Stated goal:
Every entry below should be repeated exactly; the pictures should not.
---------- Data supplied ----------
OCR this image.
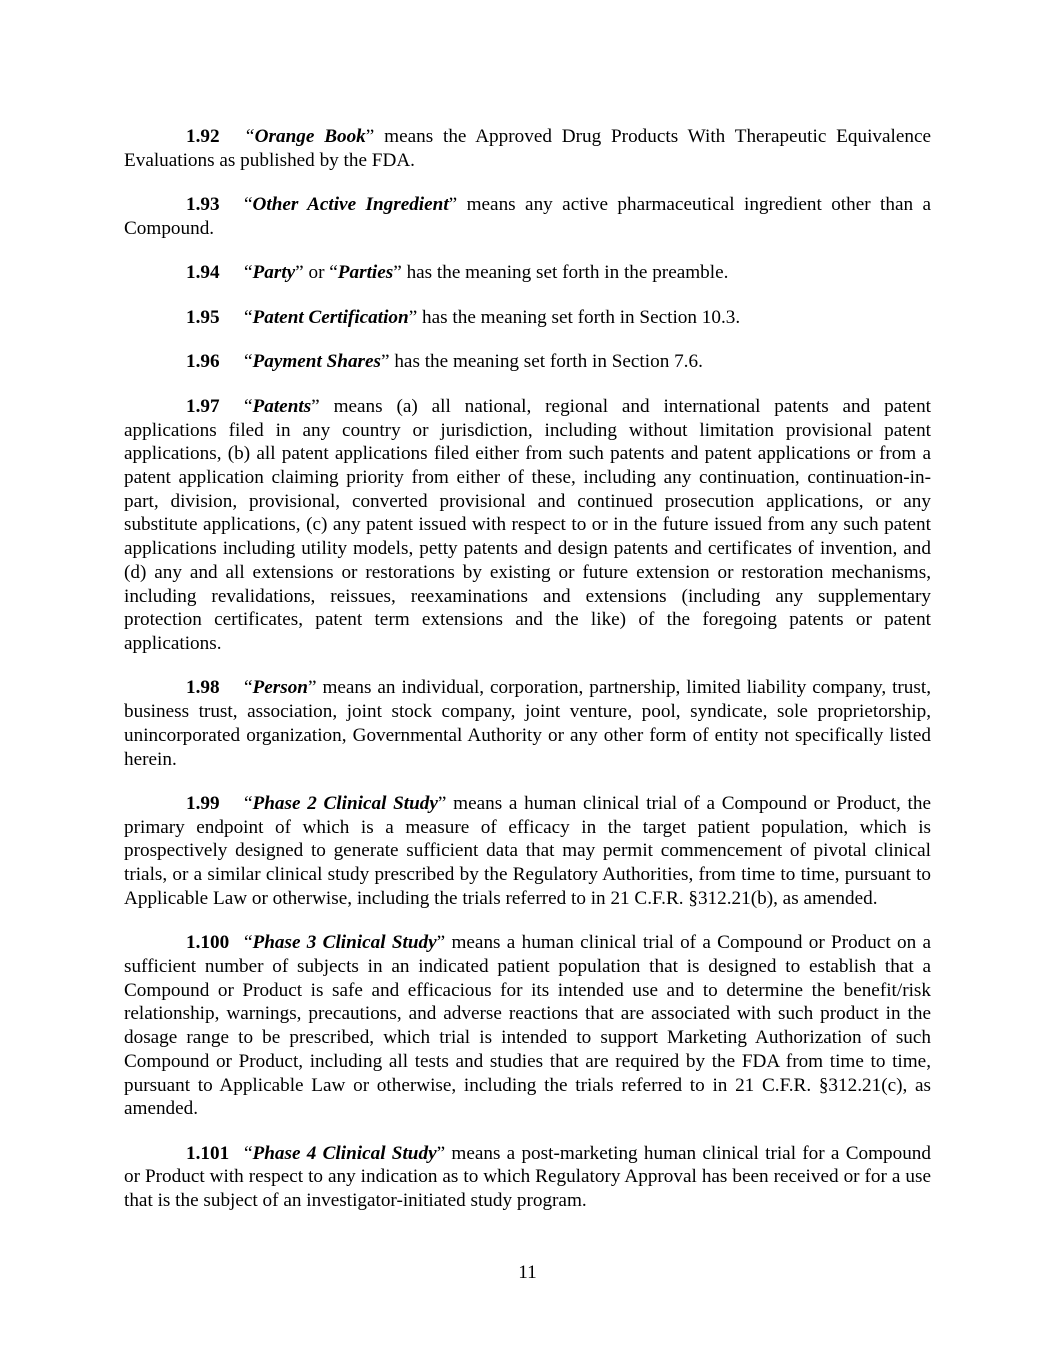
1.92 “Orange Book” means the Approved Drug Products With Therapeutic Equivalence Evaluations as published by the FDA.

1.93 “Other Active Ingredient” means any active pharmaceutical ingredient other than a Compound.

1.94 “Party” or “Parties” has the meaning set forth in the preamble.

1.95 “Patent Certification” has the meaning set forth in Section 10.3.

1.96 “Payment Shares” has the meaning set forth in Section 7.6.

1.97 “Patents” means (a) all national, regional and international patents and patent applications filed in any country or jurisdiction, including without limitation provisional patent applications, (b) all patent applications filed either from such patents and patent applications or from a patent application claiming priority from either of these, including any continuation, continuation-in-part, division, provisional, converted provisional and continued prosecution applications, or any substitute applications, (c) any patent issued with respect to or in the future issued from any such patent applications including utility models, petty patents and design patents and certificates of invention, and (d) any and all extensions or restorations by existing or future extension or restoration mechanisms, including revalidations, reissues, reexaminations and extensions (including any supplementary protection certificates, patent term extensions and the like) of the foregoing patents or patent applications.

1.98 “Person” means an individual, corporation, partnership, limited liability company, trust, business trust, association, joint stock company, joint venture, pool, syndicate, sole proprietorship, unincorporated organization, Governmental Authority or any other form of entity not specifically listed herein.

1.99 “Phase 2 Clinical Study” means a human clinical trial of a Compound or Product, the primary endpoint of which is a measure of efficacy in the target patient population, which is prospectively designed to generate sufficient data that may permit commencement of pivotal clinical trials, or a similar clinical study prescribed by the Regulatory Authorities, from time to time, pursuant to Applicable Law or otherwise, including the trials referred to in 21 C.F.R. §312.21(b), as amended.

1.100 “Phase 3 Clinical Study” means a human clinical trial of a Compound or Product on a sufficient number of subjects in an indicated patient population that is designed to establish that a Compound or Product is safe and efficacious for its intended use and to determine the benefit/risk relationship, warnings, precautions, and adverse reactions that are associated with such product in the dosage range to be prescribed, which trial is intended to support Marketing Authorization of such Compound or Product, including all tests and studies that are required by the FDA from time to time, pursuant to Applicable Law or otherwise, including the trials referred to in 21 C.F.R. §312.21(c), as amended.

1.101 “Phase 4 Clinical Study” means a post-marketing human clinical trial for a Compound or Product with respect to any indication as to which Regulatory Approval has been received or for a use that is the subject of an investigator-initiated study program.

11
----------
Written response:
OCR this image.
1.92 “Orange Book” means the Approved Drug Products With Therapeutic Equivalence Evaluations as published by the FDA.

1.93 “Other Active Ingredient” means any active pharmaceutical ingredient other than a Compound.

1.94 “Party” or “Parties” has the meaning set forth in the preamble.

1.95 “Patent Certification” has the meaning set forth in Section 10.3.

1.96 “Payment Shares” has the meaning set forth in Section 7.6.

1.97 “Patents” means (a) all national, regional and international patents and patent applications filed in any country or jurisdiction, including without limitation provisional patent applications, (b) all patent applications filed either from such patents and patent applications or from a patent application claiming priority from either of these, including any continuation, continuation-in-part, division, provisional, converted provisional and continued prosecution applications, or any substitute applications, (c) any patent issued with respect to or in the future issued from any such patent applications including utility models, petty patents and design patents and certificates of invention, and (d) any and all extensions or restorations by existing or future extension or restoration mechanisms, including revalidations, reissues, reexaminations and extensions (including any supplementary protection certificates, patent term extensions and the like) of the foregoing patents or patent applications.

1.98 “Person” means an individual, corporation, partnership, limited liability company, trust, business trust, association, joint stock company, joint venture, pool, syndicate, sole proprietorship, unincorporated organization, Governmental Authority or any other form of entity not specifically listed herein.

1.99 “Phase 2 Clinical Study” means a human clinical trial of a Compound or Product, the primary endpoint of which is a measure of efficacy in the target patient population, which is prospectively designed to generate sufficient data that may permit commencement of pivotal clinical trials, or a similar clinical study prescribed by the Regulatory Authorities, from time to time, pursuant to Applicable Law or otherwise, including the trials referred to in 21 C.F.R. §312.21(b), as amended.

1.100 “Phase 3 Clinical Study” means a human clinical trial of a Compound or Product on a sufficient number of subjects in an indicated patient population that is designed to establish that a Compound or Product is safe and efficacious for its intended use and to determine the benefit/risk relationship, warnings, precautions, and adverse reactions that are associated with such product in the dosage range to be prescribed, which trial is intended to support Marketing Authorization of such Compound or Product, including all tests and studies that are required by the FDA from time to time, pursuant to Applicable Law or otherwise, including the trials referred to in 21 C.F.R. §312.21(c), as amended.

1.101 “Phase 4 Clinical Study” means a post-marketing human clinical trial for a Compound or Product with respect to any indication as to which Regulatory Approval has been received or for a use that is the subject of an investigator-initiated study program.

11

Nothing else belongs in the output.